-- WRITTEN REQUEST --
Reproduce the listing below in its entirety. Change nothing.

-- PROVIDED DATA --
** BEGIN **

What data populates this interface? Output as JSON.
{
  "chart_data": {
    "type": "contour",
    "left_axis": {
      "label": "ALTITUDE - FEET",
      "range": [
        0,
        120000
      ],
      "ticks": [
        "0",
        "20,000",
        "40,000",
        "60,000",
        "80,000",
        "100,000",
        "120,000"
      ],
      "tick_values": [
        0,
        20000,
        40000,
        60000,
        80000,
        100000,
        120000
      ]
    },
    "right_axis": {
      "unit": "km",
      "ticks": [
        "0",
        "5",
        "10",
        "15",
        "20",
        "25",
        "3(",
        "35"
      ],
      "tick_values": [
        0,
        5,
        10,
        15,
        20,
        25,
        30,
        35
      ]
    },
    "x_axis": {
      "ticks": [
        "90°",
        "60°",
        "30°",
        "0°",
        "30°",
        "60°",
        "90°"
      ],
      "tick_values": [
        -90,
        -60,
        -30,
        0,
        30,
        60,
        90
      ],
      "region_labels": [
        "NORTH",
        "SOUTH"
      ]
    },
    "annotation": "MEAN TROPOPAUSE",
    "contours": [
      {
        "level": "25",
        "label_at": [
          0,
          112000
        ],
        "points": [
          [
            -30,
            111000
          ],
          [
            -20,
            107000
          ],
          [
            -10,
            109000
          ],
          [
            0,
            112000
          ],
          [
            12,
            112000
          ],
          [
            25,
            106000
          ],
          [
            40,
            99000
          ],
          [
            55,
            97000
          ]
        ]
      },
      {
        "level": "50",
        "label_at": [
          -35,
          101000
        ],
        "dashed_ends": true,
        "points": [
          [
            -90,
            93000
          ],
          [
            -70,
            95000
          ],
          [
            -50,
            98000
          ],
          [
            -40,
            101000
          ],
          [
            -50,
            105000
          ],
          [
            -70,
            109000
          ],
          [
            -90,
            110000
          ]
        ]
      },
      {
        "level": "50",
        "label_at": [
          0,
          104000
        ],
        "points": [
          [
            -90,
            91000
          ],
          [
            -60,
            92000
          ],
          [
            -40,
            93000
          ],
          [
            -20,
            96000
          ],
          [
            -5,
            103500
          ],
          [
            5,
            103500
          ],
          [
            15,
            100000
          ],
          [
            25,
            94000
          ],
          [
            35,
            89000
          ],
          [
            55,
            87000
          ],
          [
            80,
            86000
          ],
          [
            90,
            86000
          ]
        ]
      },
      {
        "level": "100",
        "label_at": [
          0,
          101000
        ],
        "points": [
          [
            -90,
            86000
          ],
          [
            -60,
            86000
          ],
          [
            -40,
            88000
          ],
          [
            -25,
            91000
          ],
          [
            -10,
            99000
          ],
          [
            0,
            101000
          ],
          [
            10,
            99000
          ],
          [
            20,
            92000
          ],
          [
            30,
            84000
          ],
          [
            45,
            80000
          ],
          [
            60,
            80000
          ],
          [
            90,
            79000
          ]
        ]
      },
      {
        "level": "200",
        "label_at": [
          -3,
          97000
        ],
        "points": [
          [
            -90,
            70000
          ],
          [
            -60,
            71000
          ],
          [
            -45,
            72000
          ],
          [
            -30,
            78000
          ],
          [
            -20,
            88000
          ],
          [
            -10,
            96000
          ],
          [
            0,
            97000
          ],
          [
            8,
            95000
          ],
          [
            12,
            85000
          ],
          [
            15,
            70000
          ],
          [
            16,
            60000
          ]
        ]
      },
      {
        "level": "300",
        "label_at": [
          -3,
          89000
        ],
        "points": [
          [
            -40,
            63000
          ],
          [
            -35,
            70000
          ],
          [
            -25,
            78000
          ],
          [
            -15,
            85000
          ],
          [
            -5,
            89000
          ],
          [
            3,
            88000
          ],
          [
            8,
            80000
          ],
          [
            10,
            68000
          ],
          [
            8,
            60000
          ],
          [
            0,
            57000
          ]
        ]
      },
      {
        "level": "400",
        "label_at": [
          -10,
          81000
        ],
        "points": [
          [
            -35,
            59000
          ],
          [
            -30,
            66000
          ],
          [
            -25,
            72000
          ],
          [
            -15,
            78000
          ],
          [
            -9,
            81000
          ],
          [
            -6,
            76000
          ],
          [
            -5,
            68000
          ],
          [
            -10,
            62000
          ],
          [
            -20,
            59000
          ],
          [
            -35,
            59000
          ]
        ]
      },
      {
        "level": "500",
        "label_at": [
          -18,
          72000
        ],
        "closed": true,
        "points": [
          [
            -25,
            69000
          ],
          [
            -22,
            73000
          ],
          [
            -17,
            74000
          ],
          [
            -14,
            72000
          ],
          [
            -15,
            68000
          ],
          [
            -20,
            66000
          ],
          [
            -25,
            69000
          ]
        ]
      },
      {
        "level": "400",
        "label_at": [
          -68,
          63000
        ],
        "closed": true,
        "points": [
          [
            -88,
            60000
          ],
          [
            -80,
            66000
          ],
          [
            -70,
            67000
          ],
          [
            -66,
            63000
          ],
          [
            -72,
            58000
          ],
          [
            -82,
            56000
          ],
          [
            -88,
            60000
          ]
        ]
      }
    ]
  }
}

** END **

-- ANSWER FOR THIS EXERCISE --
What data populates this interface? Output as JSON.
{
  "chart_data": {
    "type": "contour",
    "left_axis": {
      "label": "ALTITUDE - FEET",
      "range": [
        0,
        120000
      ],
      "ticks": [
        "0",
        "20,000",
        "40,000",
        "60,000",
        "80,000",
        "100,000",
        "120,000"
      ],
      "tick_values": [
        0,
        20000,
        40000,
        60000,
        80000,
        100000,
        120000
      ]
    },
    "right_axis": {
      "unit": "km",
      "ticks": [
        "0",
        "5",
        "10",
        "15",
        "20",
        "25",
        "3(",
        "35"
      ],
      "tick_values": [
        0,
        5,
        10,
        15,
        20,
        25,
        30,
        35
      ]
    },
    "x_axis": {
      "ticks": [
        "90°",
        "60°",
        "30°",
        "0°",
        "30°",
        "60°",
        "90°"
      ],
      "tick_values": [
        -90,
        -60,
        -30,
        0,
        30,
        60,
        90
      ],
      "region_labels": [
        "NORTH",
        "SOUTH"
      ]
    },
    "annotation": "MEAN TROPOPAUSE",
    "contours": [
      {
        "level": "25",
        "label_at": [
          0,
          112000
        ],
        "points": [
          [
            -30,
            111000
          ],
          [
            -20,
            107000
          ],
          [
            -10,
            109000
          ],
          [
            0,
            112000
          ],
          [
            12,
            112000
          ],
          [
            25,
            106000
          ],
          [
            40,
            99000
          ],
          [
            55,
            97000
          ]
        ]
      },
      {
        "level": "50",
        "label_at": [
          -35,
          101000
        ],
        "dashed_ends": true,
        "points": [
          [
            -90,
            93000
          ],
          [
            -70,
            95000
          ],
          [
            -50,
            98000
          ],
          [
            -40,
            101000
          ],
          [
            -50,
            105000
          ],
          [
            -70,
            109000
          ],
          [
            -90,
            110000
          ]
        ]
      },
      {
        "level": "50",
        "label_at": [
          0,
          104000
        ],
        "points": [
          [
            -90,
            91000
          ],
          [
            -60,
            92000
          ],
          [
            -40,
            93000
          ],
          [
            -20,
            96000
          ],
          [
            -5,
            103500
          ],
          [
            5,
            103500
          ],
          [
            15,
            100000
          ],
          [
            25,
            94000
          ],
          [
            35,
            89000
          ],
          [
            55,
            87000
          ],
          [
            80,
            86000
          ],
          [
            90,
            86000
          ]
        ]
      },
      {
        "level": "100",
        "label_at": [
          0,
          101000
        ],
        "points": [
          [
            -90,
            86000
          ],
          [
            -60,
            86000
          ],
          [
            -40,
            88000
          ],
          [
            -25,
            91000
          ],
          [
            -10,
            99000
          ],
          [
            0,
            101000
          ],
          [
            10,
            99000
          ],
          [
            20,
            92000
          ],
          [
            30,
            84000
          ],
          [
            45,
            80000
          ],
          [
            60,
            80000
          ],
          [
            90,
            79000
          ]
        ]
      },
      {
        "level": "200",
        "label_at": [
          -3,
          97000
        ],
        "points": [
          [
            -90,
            70000
          ],
          [
            -60,
            71000
          ],
          [
            -45,
            72000
          ],
          [
            -30,
            78000
          ],
          [
            -20,
            88000
          ],
          [
            -10,
            96000
          ],
          [
            0,
            97000
          ],
          [
            8,
            95000
          ],
          [
            12,
            85000
          ],
          [
            15,
            70000
          ],
          [
            16,
            60000
          ]
        ]
      },
      {
        "level": "300",
        "label_at": [
          -3,
          89000
        ],
        "points": [
          [
            -40,
            63000
          ],
          [
            -35,
            70000
          ],
          [
            -25,
            78000
          ],
          [
            -15,
            85000
          ],
          [
            -5,
            89000
          ],
          [
            3,
            88000
          ],
          [
            8,
            80000
          ],
          [
            10,
            68000
          ],
          [
            8,
            60000
          ],
          [
            0,
            57000
          ]
        ]
      },
      {
        "level": "400",
        "label_at": [
          -10,
          81000
        ],
        "points": [
          [
            -35,
            59000
          ],
          [
            -30,
            66000
          ],
          [
            -25,
            72000
          ],
          [
            -15,
            78000
          ],
          [
            -9,
            81000
          ],
          [
            -6,
            76000
          ],
          [
            -5,
            68000
          ],
          [
            -10,
            62000
          ],
          [
            -20,
            59000
          ],
          [
            -35,
            59000
          ]
        ]
      },
      {
        "level": "500",
        "label_at": [
          -18,
          72000
        ],
        "closed": true,
        "points": [
          [
            -25,
            69000
          ],
          [
            -22,
            73000
          ],
          [
            -17,
            74000
          ],
          [
            -14,
            72000
          ],
          [
            -15,
            68000
          ],
          [
            -20,
            66000
          ],
          [
            -25,
            69000
          ]
        ]
      },
      {
        "level": "400",
        "label_at": [
          -68,
          63000
        ],
        "closed": true,
        "points": [
          [
            -88,
            60000
          ],
          [
            -80,
            66000
          ],
          [
            -70,
            67000
          ],
          [
            -66,
            63000
          ],
          [
            -72,
            58000
          ],
          [
            -82,
            56000
          ],
          [
            -88,
            60000
          ]
        ]
      }
    ]
  }
}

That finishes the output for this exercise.